### OBJECTIVE
Write the next part of the code review note about the span pipeline's dropped-callback risk, picking up right after its last words.

306-323: Quota and resolved-ts barrier hinge on the callback being invoked exactly once.

If consumeKVEvents returns true (line 319: await) but the wakeCallback closure is never called (consumer bug, panic, or lost reference), the acquired quota (ev.weight) is leaked permanently and the subscription's resolved-ts is stuck because ackedSeq will never advance past seq.

Consider adding a safety net, such as a timeout or periodic audit of long-outstanding sequences, to detect and recover from dropped callbacks — especially important given this is a WIP change.

🤖 Prompt for AI Agents
Verify each finding against the current code and only fix it if needed.

In `@logservice/logpuller/span_pipeline.go` around lines 306 - 323, The callback
from state.span.consumeKVEvents must be guarded so a lost/never-invoked
wakeCallback doesn't leak quota or stall ack advancement; update
spanPipelineWorker.handleData and the state tracking to record outstanding seq
with a deadline/timestamp when await==true, and add a background auditor
goroutine (e.g., on spanPipelineWorker) that periodically scans long-pending
seqs and for timeouts invokes the same recovery path: releaseQuota(ev.weight)

### RECORDS SHOWN

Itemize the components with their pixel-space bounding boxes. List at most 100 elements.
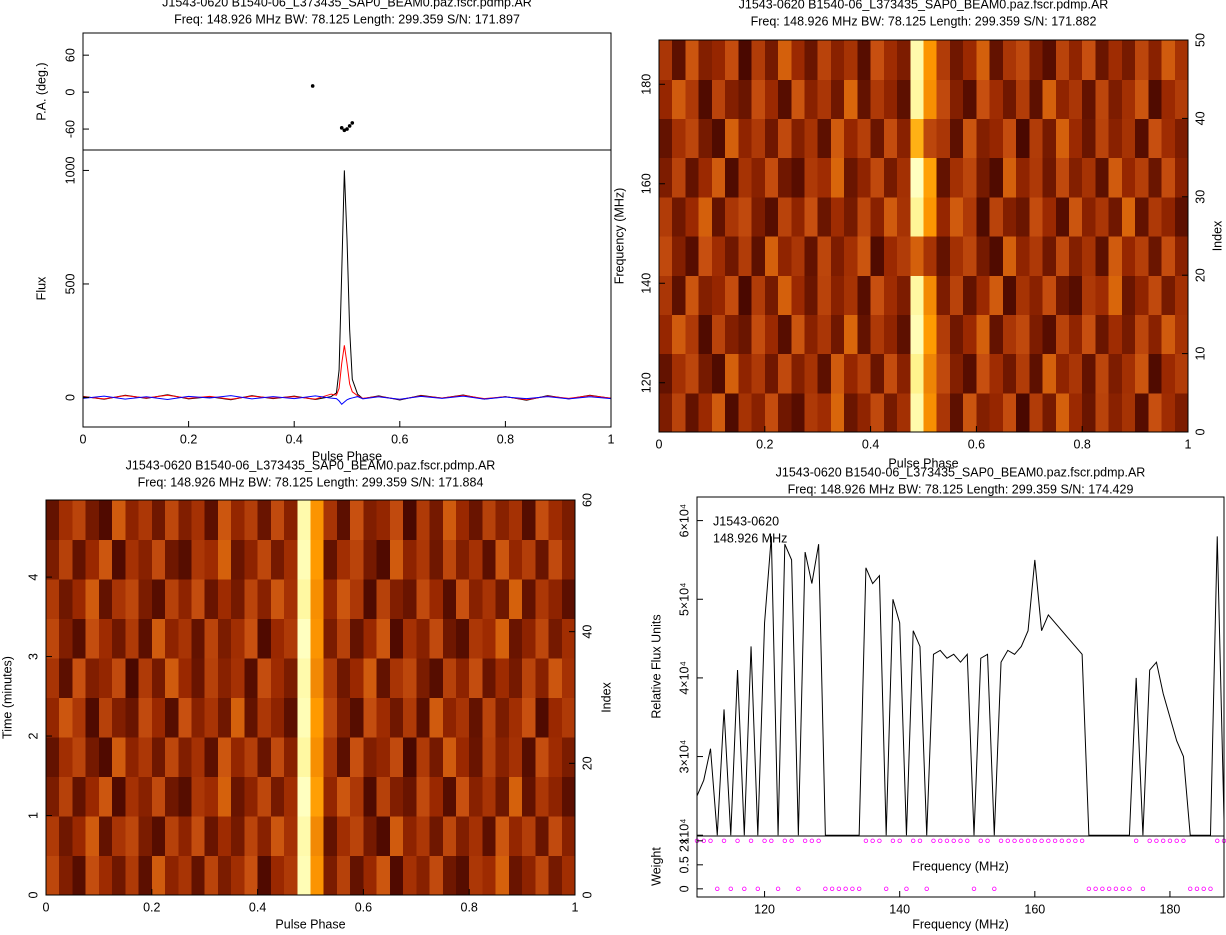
heatmap-cell: [870, 79, 885, 119]
heatmap-cell: [725, 275, 739, 315]
heatmap-cell: [72, 697, 87, 738]
data-point: [931, 838, 936, 844]
heatmap-cell: [178, 737, 193, 778]
heatmap-cell: [46, 816, 60, 857]
heatmap-cell: [1016, 236, 1030, 276]
heatmap-cell: [336, 618, 351, 659]
heatmap-cell: [191, 658, 206, 699]
heatmap-cell: [778, 196, 792, 237]
heatmap-cell: [442, 618, 457, 659]
heatmap-cell: [804, 392, 819, 433]
heatmap-cell: [1016, 40, 1030, 80]
heatmap-cell: [231, 539, 245, 580]
heatmap-cell: [178, 539, 193, 580]
heatmap-cell: [151, 618, 166, 659]
heatmap-cell: [778, 40, 792, 80]
heatmap-cell: [204, 658, 219, 699]
data-point: [904, 886, 909, 892]
heatmap-cell: [548, 776, 563, 817]
heatmap-cell: [284, 500, 298, 541]
heatmap-cell: [429, 579, 444, 620]
heatmap-cell: [297, 737, 312, 778]
heatmap-cell: [323, 816, 338, 857]
x-tick-label: 0.4: [249, 900, 266, 914]
heatmap-cell: [1068, 353, 1083, 394]
heatmap-cell: [936, 40, 951, 80]
heatmap-cell: [389, 539, 404, 580]
heatmap-cell: [151, 816, 166, 857]
heatmap-cell: [764, 40, 779, 80]
heatmap-cell: [231, 697, 245, 738]
heatmap-cell: [495, 658, 510, 699]
heatmap-cell: [429, 697, 444, 738]
heatmap-cell: [936, 157, 951, 198]
x-tick-label: 160: [1024, 902, 1045, 916]
x-tick-label: 1: [572, 900, 579, 914]
heatmap-cell: [857, 40, 872, 80]
heatmap-cell: [659, 314, 673, 355]
data-point: [769, 838, 774, 844]
heatmap-cell: [442, 855, 457, 896]
heatmap-cell: [59, 816, 74, 857]
heatmap-cell: [244, 737, 259, 778]
heatmap-cell: [376, 776, 391, 817]
heatmap-cell: [1174, 275, 1189, 315]
heatmap-cell: [910, 314, 925, 355]
heatmap-cell: [416, 855, 431, 896]
heatmap-cell: [455, 500, 470, 541]
heatmap-cell: [98, 658, 113, 699]
heatmap-cell: [548, 500, 563, 541]
heatmap-cell: [685, 157, 700, 198]
heatmap-cell: [561, 855, 576, 896]
heatmap-cell: [244, 776, 259, 817]
heatmap-cell: [883, 392, 898, 433]
heatmap-cell: [112, 697, 126, 738]
heatmap-cell: [350, 737, 364, 778]
heatmap-cell: [1108, 40, 1123, 80]
heatmap-cell: [1161, 275, 1176, 315]
heatmap-cell: [257, 500, 272, 541]
heatmap-cell: [778, 314, 792, 355]
heatmap-cell: [659, 196, 673, 237]
heatmap-cell: [1121, 314, 1136, 355]
heatmap-cell: [204, 539, 219, 580]
heatmap-cell: [672, 392, 687, 433]
heatmap-cell: [778, 392, 792, 433]
heatmap-cell: [1108, 392, 1123, 433]
y-tick-label: 5×10⁴: [677, 582, 691, 616]
heatmap-cell: [711, 392, 726, 433]
heatmap-cell: [297, 500, 312, 541]
heatmap-cell: [830, 118, 845, 159]
data-point: [951, 838, 956, 844]
heatmap-cell: [963, 118, 977, 159]
data-point: [735, 838, 740, 844]
heatmap-cell: [1174, 79, 1189, 119]
heatmap-cell: [910, 79, 925, 119]
heatmap-cell: [336, 658, 351, 699]
heatmap-cell: [284, 816, 298, 857]
y-tick-label: 4×10⁴: [677, 661, 691, 695]
heatmap-cell: [791, 40, 806, 80]
heatmap-cell: [429, 500, 444, 541]
y2-tick-label: 20: [580, 756, 594, 770]
heatmap-cell: [672, 79, 687, 119]
heatmap-cell: [804, 196, 819, 237]
data-point: [1181, 838, 1186, 844]
heatmap-cell: [711, 40, 726, 80]
heatmap-cell: [778, 236, 792, 276]
heatmap-cell: [284, 579, 298, 620]
heatmap-cell: [112, 776, 126, 817]
heatmap-cell: [178, 816, 193, 857]
heatmap-cell: [363, 579, 378, 620]
heatmap-cell: [949, 392, 964, 433]
heatmap-cell: [897, 314, 911, 355]
heatmap-cell: [1161, 79, 1176, 119]
heatmap-cell: [1002, 79, 1017, 119]
data-point: [938, 838, 943, 844]
heatmap-cell: [376, 618, 391, 659]
y-axis-label: Flux: [34, 276, 48, 300]
y-axis-label: Weight: [649, 847, 663, 886]
heatmap-cell: [817, 79, 832, 119]
heatmap-cell: [685, 353, 700, 394]
heatmap-cell: [495, 500, 510, 541]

### TASK RESPONSE
and call onPersisted(state, seq) (or otherwise simulate the wakeCallback) to
advance ackedSeq; alternatively pass a cancellable context/timeout into
consumeKVEvents if supported and treat a timeout as a failed callback, ensuring
every path that sets await==true has a corresponding guaranteed eventual
cleanup.
🤖 Prompt for all review comments with AI agents
Verify each finding against the current code and only fix it if needed.

Inline comments:
In `@logservice/logpuller/region_event_processor.go`:
- Around line 134-143: run() currently returns immediately on
w.processor.ctx.Done(), discarding buffered events and leaking quota; modify
run() in regionEventWorker so that when ctx.Done() is observed it drains w.ch
and calls w.handle(event) for each buffered event before returning (e.g., after
the ctx.Done() branch enter a non-blocking loop: repeatedly select { case event
:= <-w.ch: w.handle(event) default: return } ), ensuring all pending data events
are processed and their finishCallback executed.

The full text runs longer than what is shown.